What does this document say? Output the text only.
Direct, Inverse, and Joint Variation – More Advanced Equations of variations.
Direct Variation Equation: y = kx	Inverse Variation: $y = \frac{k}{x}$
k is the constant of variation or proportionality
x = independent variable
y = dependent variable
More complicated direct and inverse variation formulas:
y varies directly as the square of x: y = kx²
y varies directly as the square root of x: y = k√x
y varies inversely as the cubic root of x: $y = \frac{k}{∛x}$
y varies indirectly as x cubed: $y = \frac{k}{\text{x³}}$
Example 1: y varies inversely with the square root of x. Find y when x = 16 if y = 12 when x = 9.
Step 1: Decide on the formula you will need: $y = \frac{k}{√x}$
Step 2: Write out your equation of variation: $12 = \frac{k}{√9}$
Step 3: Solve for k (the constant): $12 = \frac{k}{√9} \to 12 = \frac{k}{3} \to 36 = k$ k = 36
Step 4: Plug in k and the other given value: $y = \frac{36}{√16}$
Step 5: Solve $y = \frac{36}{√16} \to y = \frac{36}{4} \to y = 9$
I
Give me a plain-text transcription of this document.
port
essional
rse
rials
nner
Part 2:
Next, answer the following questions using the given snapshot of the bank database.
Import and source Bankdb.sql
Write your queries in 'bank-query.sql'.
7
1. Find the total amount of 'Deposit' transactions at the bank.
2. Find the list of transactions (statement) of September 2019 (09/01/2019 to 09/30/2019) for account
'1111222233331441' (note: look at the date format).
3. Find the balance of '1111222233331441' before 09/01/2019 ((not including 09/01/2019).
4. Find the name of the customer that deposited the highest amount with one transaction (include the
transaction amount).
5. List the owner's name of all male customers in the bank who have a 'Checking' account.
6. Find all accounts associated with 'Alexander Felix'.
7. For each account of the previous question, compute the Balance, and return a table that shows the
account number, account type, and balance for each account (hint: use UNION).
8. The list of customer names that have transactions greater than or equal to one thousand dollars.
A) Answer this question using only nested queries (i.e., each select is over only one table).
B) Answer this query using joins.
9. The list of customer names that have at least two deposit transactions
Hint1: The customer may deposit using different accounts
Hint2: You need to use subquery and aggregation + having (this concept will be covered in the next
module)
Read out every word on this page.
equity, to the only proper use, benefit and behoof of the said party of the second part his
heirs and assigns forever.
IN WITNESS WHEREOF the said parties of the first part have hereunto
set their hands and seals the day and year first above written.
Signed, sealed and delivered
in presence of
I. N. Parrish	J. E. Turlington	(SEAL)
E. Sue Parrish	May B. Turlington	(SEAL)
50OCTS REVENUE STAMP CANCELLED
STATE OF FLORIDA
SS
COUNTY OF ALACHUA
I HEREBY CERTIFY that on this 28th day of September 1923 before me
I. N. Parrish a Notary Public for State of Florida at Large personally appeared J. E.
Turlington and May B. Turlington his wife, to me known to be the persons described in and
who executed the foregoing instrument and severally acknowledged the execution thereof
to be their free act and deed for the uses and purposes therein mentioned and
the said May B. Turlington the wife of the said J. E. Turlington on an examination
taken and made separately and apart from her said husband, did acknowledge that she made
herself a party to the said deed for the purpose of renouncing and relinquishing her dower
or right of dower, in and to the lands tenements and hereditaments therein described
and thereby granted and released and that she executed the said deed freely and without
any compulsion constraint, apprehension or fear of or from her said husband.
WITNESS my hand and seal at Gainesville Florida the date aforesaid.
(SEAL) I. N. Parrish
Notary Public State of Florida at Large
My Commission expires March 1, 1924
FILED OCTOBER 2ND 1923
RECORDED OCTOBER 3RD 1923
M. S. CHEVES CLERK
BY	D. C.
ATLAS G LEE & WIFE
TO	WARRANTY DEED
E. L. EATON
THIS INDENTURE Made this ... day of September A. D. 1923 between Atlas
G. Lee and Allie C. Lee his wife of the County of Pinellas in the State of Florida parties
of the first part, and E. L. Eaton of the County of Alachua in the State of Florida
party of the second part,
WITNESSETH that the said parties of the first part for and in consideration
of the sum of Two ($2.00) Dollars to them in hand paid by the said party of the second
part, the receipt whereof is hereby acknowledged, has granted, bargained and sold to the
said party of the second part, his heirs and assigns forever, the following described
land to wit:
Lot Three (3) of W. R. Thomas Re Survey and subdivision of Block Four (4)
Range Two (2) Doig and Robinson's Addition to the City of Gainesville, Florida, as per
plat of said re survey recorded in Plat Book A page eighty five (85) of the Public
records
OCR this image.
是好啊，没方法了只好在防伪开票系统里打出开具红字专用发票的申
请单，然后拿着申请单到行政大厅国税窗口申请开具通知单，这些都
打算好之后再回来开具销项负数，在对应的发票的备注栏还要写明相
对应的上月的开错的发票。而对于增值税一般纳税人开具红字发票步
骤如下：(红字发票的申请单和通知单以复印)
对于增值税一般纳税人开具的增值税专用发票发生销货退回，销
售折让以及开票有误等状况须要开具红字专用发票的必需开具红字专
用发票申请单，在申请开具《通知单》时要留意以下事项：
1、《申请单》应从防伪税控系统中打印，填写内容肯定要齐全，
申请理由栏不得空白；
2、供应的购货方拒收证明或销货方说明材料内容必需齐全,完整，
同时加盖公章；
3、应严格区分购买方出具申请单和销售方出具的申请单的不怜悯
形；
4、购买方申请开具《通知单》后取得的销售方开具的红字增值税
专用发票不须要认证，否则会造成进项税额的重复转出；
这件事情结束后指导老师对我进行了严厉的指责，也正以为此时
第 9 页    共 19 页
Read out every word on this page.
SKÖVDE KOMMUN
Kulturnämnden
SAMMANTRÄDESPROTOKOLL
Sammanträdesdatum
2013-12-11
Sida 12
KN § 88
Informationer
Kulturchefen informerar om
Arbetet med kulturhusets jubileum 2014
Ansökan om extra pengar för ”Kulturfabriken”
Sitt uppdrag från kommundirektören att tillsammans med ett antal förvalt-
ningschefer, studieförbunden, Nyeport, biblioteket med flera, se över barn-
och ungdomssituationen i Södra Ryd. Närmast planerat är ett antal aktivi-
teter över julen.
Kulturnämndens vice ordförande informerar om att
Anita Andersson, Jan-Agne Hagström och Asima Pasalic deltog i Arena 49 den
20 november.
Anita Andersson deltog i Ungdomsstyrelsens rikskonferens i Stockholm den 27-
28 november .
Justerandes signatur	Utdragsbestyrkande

* [What to do]
Copy out the full material exactly as it appears.

* [Output below]
What does this document say? Output the text only.
Direct, Inverse, and Joint Variation – More Advanced Equations of variations.
Direct Variation Equation: y = kx	Inverse Variation: $y = \frac{k}{x}$
k is the constant of variation or proportionality
x = independent variable
y = dependent variable
More complicated direct and inverse variation formulas:
y varies directly as the square of x: y = kx²
y varies directly as the square root of x: y = k√x
y varies inversely as the cubic root of x: $y = \frac{k}{∛x}$
y varies indirectly as x cubed: $y = \frac{k}{\text{x³}}$
Example 1: y varies inversely with the square root of x. Find y when x = 16 if y = 12 when x = 9.
Step 1: Decide on the formula you will need: $y = \frac{k}{√x}$
Step 2: Write out your equation of variation: $12 = \frac{k}{√9}$
Step 3: Solve for k (the constant): $12 = \frac{k}{√9} \to 12 = \frac{k}{3} \to 36 = k$ k = 36
Step 4: Plug in k and the other given value: $y = \frac{36}{√16}$
Step 5: Solve $y = \frac{36}{√16} \to y = \frac{36}{4} \to y = 9$
I
Give me a plain-text transcription of this document.
port
essional
rse
rials
nner
Part 2:
Next, answer the following questions using the given snapshot of the bank database.
Import and source Bankdb.sql
Write your queries in 'bank-query.sql'.
7
1. Find the total amount of 'Deposit' transactions at the bank.
2. Find the list of transactions (statement) of September 2019 (09/01/2019 to 09/30/2019) for account
'1111222233331441' (note: look at the date format).
3. Find the balance of '1111222233331441' before 09/01/2019 ((not including 09/01/2019).
4. Find the name of the customer that deposited the highest amount with one transaction (include the
transaction amount).
5. List the owner's name of all male customers in the bank who have a 'Checking' account.
6. Find all accounts associated with 'Alexander Felix'.
7. For each account of the previous question, compute the Balance, and return a table that shows the
account number, account type, and balance for each account (hint: use UNION).
8. The list of customer names that have transactions greater than or equal to one thousand dollars.
A) Answer this question using only nested queries (i.e., each select is over only one table).
B) Answer this query using joins.
9. The list of customer names that have at least two deposit transactions
Hint1: The customer may deposit using different accounts
Hint2: You need to use subquery and aggregation + having (this concept will be covered in the next
module)
Read out every word on this page.
equity, to the only proper use, benefit and behoof of the said party of the second part his
heirs and assigns forever.
IN WITNESS WHEREOF the said parties of the first part have hereunto
set their hands and seals the day and year first above written.
Signed, sealed and delivered
in presence of
I. N. Parrish	J. E. Turlington	(SEAL)
E. Sue Parrish	May B. Turlington	(SEAL)
50OCTS REVENUE STAMP CANCELLED
STATE OF FLORIDA
SS
COUNTY OF ALACHUA
I HEREBY CERTIFY that on this 28th day of September 1923 before me
I. N. Parrish a Notary Public for State of Florida at Large personally appeared J. E.
Turlington and May B. Turlington his wife, to me known to be the persons described in and
who executed the foregoing instrument and severally acknowledged the execution thereof
to be their free act and deed for the uses and purposes therein mentioned and
the said May B. Turlington the wife of the said J. E. Turlington on an examination
taken and made separately and apart from her said husband, did acknowledge that she made
herself a party to the said deed for the purpose of renouncing and relinquishing her dower
or right of dower, in and to the lands tenements and hereditaments therein described
and thereby granted and released and that she executed the said deed freely and without
any compulsion constraint, apprehension or fear of or from her said husband.
WITNESS my hand and seal at Gainesville Florida the date aforesaid.
(SEAL) I. N. Parrish
Notary Public State of Florida at Large
My Commission expires March 1, 1924
FILED OCTOBER 2ND 1923
RECORDED OCTOBER 3RD 1923
M. S. CHEVES CLERK
BY	D. C.
ATLAS G LEE & WIFE
TO	WARRANTY DEED
E. L. EATON
THIS INDENTURE Made this ... day of September A. D. 1923 between Atlas
G. Lee and Allie C. Lee his wife of the County of Pinellas in the State of Florida parties
of the first part, and E. L. Eaton of the County of Alachua in the State of Florida
party of the second part,
WITNESSETH that the said parties of the first part for and in consideration
of the sum of Two ($2.00) Dollars to them in hand paid by the said party of the second
part, the receipt whereof is hereby acknowledged, has granted, bargained and sold to the
said party of the second part, his heirs and assigns forever, the following described
land to wit:
Lot Three (3) of W. R. Thomas Re Survey and subdivision of Block Four (4)
Range Two (2) Doig and Robinson's Addition to the City of Gainesville, Florida, as per
plat of said re survey recorded in Plat Book A page eighty five (85) of the Public
records
OCR this image.
是好啊，没方法了只好在防伪开票系统里打出开具红字专用发票的申
请单，然后拿着申请单到行政大厅国税窗口申请开具通知单，这些都
打算好之后再回来开具销项负数，在对应的发票的备注栏还要写明相
对应的上月的开错的发票。而对于增值税一般纳税人开具红字发票步
骤如下：(红字发票的申请单和通知单以复印)
对于增值税一般纳税人开具的增值税专用发票发生销货退回，销
售折让以及开票有误等状况须要开具红字专用发票的必需开具红字专
用发票申请单，在申请开具《通知单》时要留意以下事项：
1、《申请单》应从防伪税控系统中打印，填写内容肯定要齐全，
申请理由栏不得空白；
2、供应的购货方拒收证明或销货方说明材料内容必需齐全,完整，
同时加盖公章；
3、应严格区分购买方出具申请单和销售方出具的申请单的不怜悯
形；
4、购买方申请开具《通知单》后取得的销售方开具的红字增值税
专用发票不须要认证，否则会造成进项税额的重复转出；
这件事情结束后指导老师对我进行了严厉的指责，也正以为此时
第 9 页    共 19 页
Read out every word on this page.
SKÖVDE KOMMUN
Kulturnämnden
SAMMANTRÄDESPROTOKOLL
Sammanträdesdatum
2013-12-11
Sida 12
KN § 88
Informationer
Kulturchefen informerar om
Arbetet med kulturhusets jubileum 2014
Ansökan om extra pengar för ”Kulturfabriken”
Sitt uppdrag från kommundirektören att tillsammans med ett antal förvalt-
ningschefer, studieförbunden, Nyeport, biblioteket med flera, se över barn-
och ungdomssituationen i Södra Ryd. Närmast planerat är ett antal aktivi-
teter över julen.
Kulturnämndens vice ordförande informerar om att
Anita Andersson, Jan-Agne Hagström och Asima Pasalic deltog i Arena 49 den
20 november.
Anita Andersson deltog i Ungdomsstyrelsens rikskonferens i Stockholm den 27-
28 november .
Justerandes signatur	Utdragsbestyrkande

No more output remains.